[Supplied text — start]
摘要

In this paper, we present an Online Sequential Reduced Kernel Extreme Learning Machine (OS-RKELM). In OS-RKELM, only a small part of the instances in the original training samples is employed for training the kernel neurons, while the output weights are attained analytically. Similar to the Online Sequential Extreme Learning Machine (OS-ELM), OS-RKELM learns data samples in a chunk-by-chunk or one-by-one mode and does not require an archival of the data sample once it has been learned. OS-RKELM also contains few control parameters, thus avoiding the need for cumbersome fine-tuning of the algorithm. OS-RKELM supports a widespread types of kernels as hidden neurons and is capable of addressing the singular problem that arises when the initial training samples are smaller than the neuron size. A comprehensive performance evaluation of the OS-RKELM against other state-of-the-art sequential learning algorithms, including OS-ELM, Large-scale Active Support Vector Machine (LASVM) and Budgeted Stochastic Gradient Descent Support Vector Machine (BSGD) using popular time series, regression and classification benchmarks have been conducted. Experimental results obtained indicate that the proposed OS-RKELM showcases improved prediction accuracy and efficiency over the OS-ELM, LASVM and BSGD in many cases.
[Supplied text — finish]
What to produce
According to the abstract, how are the output weights attained in OS-RKELM?
[Given information — start]
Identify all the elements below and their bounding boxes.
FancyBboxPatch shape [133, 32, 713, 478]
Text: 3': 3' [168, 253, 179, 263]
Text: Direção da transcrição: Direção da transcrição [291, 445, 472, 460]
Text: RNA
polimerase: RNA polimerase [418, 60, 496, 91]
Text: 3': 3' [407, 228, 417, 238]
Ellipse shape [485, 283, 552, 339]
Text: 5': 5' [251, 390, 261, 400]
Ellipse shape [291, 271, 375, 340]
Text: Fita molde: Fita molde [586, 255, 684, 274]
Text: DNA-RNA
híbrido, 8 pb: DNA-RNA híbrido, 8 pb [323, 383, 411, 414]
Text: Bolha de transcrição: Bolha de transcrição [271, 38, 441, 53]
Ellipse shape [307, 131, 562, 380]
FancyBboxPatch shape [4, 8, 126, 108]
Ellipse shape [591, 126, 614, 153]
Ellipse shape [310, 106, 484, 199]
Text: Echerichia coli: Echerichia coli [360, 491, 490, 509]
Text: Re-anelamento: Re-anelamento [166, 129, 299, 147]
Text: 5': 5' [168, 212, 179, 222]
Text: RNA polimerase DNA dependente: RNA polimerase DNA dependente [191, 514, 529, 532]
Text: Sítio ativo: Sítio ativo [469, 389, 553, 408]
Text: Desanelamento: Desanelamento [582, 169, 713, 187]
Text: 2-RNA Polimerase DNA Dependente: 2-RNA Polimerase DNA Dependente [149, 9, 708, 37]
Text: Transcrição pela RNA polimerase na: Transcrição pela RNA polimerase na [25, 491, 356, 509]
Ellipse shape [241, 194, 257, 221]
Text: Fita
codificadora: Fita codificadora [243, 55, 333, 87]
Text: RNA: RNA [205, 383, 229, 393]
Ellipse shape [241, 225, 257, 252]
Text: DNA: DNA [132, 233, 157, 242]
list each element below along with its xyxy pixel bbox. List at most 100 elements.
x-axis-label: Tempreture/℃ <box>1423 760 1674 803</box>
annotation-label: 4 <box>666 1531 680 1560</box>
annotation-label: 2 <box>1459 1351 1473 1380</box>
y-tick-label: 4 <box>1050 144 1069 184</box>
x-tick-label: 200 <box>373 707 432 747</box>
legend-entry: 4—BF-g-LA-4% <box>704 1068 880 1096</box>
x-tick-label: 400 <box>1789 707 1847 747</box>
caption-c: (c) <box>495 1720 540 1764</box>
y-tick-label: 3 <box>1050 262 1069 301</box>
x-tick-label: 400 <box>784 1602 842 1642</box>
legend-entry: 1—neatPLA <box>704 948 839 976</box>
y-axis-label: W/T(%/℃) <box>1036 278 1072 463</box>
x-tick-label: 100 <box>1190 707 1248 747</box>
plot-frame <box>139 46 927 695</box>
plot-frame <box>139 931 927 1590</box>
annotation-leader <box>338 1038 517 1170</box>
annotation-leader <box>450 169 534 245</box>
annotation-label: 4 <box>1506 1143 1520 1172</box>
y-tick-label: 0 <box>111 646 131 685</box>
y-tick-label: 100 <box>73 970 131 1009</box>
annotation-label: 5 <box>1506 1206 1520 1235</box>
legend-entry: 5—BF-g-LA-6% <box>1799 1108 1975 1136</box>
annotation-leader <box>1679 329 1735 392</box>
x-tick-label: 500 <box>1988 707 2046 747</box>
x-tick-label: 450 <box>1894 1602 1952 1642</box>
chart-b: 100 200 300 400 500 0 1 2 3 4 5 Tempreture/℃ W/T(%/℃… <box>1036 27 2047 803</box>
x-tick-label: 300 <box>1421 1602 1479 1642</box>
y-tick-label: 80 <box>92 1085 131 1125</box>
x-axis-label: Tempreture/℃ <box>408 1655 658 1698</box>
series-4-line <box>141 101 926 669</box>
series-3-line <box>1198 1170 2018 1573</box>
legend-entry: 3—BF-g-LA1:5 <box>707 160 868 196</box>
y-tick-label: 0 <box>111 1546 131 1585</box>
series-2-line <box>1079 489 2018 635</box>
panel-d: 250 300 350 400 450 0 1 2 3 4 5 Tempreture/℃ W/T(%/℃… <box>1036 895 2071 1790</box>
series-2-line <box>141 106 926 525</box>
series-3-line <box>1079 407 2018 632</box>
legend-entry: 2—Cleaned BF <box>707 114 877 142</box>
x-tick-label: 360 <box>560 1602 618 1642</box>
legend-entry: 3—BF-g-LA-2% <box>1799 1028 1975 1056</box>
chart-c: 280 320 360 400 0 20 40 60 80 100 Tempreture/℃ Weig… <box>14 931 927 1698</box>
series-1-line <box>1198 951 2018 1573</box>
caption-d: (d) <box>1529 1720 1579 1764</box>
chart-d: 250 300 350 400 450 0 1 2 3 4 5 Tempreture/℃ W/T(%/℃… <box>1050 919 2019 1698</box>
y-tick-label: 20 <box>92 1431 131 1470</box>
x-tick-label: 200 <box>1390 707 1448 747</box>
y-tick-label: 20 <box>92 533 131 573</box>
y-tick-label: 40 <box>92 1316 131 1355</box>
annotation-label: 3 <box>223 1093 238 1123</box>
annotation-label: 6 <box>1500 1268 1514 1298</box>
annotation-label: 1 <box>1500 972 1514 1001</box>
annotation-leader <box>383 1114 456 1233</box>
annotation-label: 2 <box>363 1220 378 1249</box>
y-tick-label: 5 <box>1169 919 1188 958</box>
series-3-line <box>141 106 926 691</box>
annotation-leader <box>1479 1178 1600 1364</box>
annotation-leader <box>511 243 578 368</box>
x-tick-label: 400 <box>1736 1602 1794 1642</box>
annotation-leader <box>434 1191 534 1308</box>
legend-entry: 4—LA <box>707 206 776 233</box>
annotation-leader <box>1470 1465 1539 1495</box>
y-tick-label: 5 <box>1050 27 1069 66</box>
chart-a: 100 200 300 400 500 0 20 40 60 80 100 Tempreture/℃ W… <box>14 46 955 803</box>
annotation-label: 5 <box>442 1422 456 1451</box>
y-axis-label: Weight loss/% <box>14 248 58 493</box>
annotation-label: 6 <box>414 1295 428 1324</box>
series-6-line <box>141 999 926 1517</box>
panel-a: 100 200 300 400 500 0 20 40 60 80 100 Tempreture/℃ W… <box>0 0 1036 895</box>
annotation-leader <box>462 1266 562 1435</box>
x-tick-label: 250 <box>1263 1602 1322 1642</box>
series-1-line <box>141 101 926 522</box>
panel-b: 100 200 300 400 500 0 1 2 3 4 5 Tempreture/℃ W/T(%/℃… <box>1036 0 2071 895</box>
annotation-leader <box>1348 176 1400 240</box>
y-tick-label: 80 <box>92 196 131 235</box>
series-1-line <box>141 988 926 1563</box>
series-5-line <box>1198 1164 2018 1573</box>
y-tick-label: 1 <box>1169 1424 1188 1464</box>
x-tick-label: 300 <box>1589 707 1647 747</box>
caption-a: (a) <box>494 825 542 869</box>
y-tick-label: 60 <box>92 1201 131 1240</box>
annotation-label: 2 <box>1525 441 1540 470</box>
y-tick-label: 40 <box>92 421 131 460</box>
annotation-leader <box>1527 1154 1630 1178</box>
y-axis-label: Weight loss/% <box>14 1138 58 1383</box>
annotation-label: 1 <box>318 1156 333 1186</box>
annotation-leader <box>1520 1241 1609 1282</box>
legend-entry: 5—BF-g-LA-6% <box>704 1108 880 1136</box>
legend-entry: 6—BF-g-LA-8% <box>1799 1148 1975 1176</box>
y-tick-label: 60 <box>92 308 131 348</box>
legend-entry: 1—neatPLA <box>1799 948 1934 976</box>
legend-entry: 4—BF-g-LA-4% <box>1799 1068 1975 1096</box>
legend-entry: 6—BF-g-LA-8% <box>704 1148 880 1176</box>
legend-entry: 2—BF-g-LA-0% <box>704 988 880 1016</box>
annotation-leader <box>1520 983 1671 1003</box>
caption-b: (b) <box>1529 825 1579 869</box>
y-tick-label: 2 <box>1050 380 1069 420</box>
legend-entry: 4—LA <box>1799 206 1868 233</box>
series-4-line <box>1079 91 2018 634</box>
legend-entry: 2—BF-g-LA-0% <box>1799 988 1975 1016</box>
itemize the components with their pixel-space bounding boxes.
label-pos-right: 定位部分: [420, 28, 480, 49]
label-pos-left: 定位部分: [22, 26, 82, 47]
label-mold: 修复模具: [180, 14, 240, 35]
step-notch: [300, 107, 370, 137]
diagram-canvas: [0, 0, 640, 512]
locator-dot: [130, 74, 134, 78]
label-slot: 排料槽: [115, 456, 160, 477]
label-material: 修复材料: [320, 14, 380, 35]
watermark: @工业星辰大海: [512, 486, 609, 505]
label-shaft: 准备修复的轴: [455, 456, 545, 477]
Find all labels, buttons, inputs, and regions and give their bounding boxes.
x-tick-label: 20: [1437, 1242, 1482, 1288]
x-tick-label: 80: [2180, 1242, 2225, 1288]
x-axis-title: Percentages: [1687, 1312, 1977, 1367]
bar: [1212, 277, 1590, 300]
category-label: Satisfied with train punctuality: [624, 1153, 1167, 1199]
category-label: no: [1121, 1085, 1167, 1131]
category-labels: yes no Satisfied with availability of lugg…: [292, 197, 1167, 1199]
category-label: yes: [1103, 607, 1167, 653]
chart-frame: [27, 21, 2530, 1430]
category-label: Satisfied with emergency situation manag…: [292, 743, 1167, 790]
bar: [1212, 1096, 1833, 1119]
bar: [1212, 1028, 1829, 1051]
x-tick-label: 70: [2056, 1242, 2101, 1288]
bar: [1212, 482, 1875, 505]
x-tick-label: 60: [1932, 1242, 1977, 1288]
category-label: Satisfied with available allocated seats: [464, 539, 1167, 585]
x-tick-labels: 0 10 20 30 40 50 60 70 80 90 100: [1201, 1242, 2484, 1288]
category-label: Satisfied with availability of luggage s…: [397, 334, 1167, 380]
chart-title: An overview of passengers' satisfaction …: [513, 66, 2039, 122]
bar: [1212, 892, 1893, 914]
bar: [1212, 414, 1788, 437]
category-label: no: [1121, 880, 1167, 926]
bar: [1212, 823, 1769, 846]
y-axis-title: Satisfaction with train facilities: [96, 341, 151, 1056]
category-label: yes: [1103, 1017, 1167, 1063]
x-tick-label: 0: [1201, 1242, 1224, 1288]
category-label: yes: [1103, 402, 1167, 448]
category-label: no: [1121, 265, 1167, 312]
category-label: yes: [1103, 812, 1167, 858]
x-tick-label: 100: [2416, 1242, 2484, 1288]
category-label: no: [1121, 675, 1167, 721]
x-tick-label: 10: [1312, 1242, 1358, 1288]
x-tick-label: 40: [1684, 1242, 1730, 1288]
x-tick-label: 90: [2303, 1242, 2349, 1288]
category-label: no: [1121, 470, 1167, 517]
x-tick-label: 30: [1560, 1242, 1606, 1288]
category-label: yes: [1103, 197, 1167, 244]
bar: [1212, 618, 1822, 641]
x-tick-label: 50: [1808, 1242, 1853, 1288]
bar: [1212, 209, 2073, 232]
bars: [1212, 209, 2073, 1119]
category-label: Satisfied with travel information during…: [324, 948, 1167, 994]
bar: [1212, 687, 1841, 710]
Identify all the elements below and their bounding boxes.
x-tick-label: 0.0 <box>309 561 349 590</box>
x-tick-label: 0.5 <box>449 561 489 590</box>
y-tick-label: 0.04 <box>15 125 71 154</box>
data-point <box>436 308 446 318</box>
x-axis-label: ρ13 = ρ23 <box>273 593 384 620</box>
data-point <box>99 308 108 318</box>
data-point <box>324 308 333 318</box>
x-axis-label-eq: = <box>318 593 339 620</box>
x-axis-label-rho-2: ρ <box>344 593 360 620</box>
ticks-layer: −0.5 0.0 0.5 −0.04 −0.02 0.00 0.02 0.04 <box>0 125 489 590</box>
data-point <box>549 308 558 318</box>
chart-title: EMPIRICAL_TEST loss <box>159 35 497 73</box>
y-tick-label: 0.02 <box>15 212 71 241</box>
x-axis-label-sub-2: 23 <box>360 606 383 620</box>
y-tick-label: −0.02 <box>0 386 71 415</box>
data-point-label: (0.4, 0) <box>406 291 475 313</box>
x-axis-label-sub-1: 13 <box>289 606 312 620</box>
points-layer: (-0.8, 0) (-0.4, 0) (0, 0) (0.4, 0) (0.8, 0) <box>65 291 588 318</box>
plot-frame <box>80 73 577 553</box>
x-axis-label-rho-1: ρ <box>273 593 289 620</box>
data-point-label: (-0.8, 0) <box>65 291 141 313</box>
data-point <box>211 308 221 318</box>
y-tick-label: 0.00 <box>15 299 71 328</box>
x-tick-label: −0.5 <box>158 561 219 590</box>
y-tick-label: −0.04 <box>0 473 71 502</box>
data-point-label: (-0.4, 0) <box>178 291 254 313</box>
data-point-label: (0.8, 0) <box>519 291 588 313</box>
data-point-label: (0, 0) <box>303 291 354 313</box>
[Given information — finish]
Solved problem
They are attained analytically.